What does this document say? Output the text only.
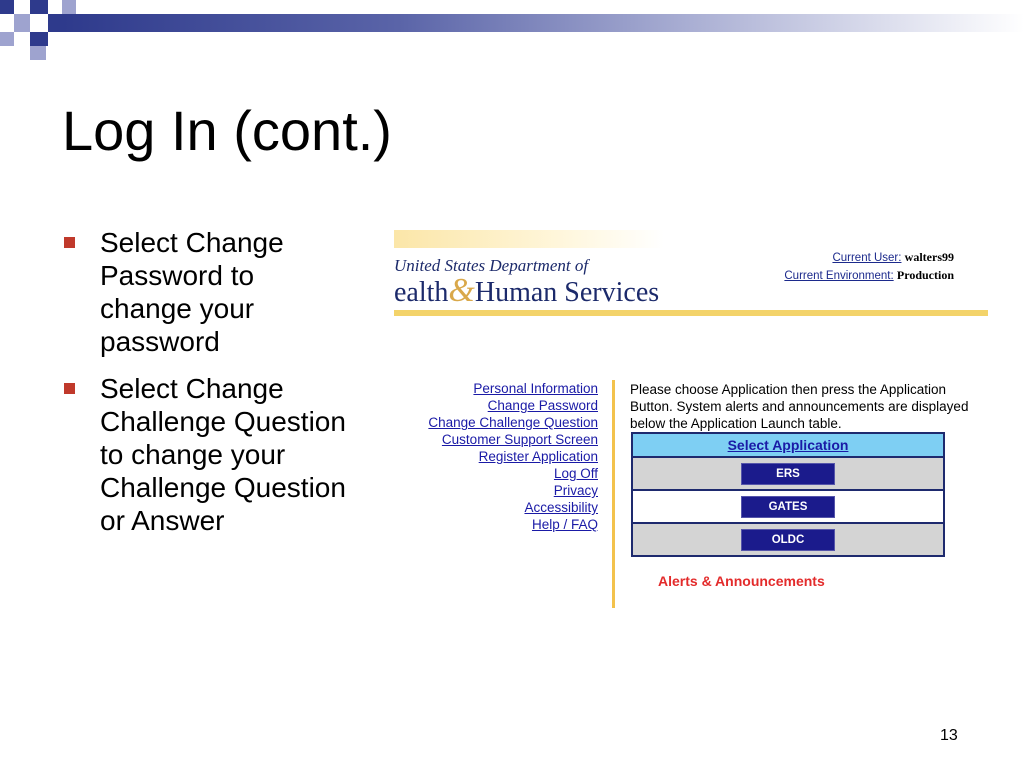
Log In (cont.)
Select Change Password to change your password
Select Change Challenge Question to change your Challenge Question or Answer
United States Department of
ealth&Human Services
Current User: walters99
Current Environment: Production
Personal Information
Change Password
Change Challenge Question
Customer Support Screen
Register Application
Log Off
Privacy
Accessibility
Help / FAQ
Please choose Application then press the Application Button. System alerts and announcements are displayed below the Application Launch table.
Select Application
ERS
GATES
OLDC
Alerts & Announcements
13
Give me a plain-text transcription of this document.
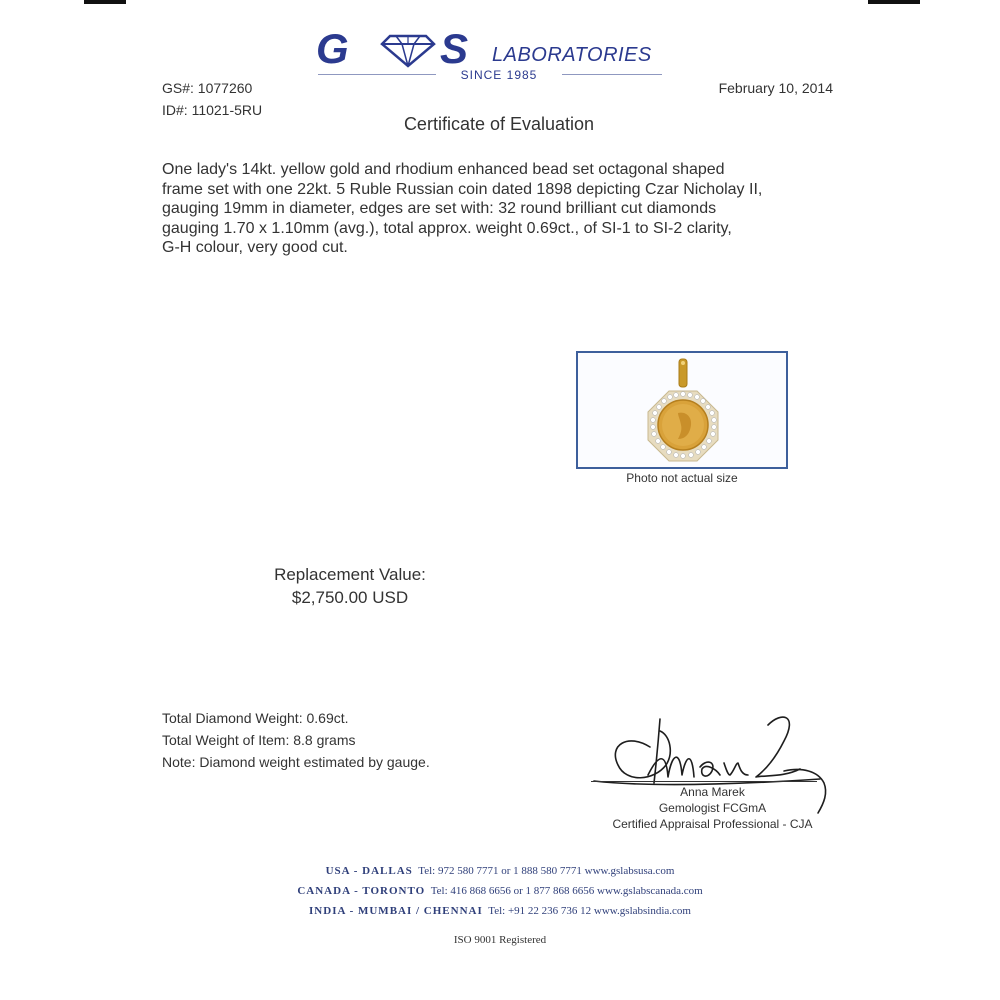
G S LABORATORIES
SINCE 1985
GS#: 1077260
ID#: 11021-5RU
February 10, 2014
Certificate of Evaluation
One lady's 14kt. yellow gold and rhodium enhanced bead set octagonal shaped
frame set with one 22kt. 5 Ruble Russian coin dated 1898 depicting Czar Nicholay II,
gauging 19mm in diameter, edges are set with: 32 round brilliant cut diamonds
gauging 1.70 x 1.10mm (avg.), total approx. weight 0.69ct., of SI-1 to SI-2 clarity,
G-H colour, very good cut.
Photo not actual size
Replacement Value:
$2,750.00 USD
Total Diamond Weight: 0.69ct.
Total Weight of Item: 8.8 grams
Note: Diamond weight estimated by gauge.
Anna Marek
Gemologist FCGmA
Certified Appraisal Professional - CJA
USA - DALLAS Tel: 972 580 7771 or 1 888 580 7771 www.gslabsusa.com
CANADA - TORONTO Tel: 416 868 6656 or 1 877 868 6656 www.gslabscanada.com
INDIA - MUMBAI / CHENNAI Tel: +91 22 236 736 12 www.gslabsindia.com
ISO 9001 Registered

- - - - - - -

▸ **WHAT YOU SHOULD DO**: Reproduce every line exactly and omit all pictures.

▸ **FINAL ANSWER**:
What does this document say? Output the text only.
Log In (cont.)
Select Change Password to change your password
Select Change Challenge Question to change your Challenge Question or Answer
United States Department of
ealth&Human Services
Current User: walters99
Current Environment: Production
Personal Information
Change Password
Change Challenge Question
Customer Support Screen
Register Application
Log Off
Privacy
Accessibility
Help / FAQ
Please choose Application then press the Application Button. System alerts and announcements are displayed below the Application Launch table.
Select Application
ERS
GATES
OLDC
Alerts & Announcements
13
Give me a plain-text transcription of this document.
G S LABORATORIES
SINCE 1985
GS#: 1077260
ID#: 11021-5RU
February 10, 2014
Certificate of Evaluation
One lady's 14kt. yellow gold and rhodium enhanced bead set octagonal shaped
frame set with one 22kt. 5 Ruble Russian coin dated 1898 depicting Czar Nicholay II,
gauging 19mm in diameter, edges are set with: 32 round brilliant cut diamonds
gauging 1.70 x 1.10mm (avg.), total approx. weight 0.69ct., of SI-1 to SI-2 clarity,
G-H colour, very good cut.
Photo not actual size
Replacement Value:
$2,750.00 USD
Total Diamond Weight: 0.69ct.
Total Weight of Item: 8.8 grams
Note: Diamond weight estimated by gauge.
Anna Marek
Gemologist FCGmA
Certified Appraisal Professional - CJA
USA - DALLAS Tel: 972 580 7771 or 1 888 580 7771 www.gslabsusa.com
CANADA - TORONTO Tel: 416 868 6656 or 1 877 868 6656 www.gslabscanada.com
INDIA - MUMBAI / CHENNAI Tel: +91 22 236 736 12 www.gslabsindia.com
ISO 9001 Registered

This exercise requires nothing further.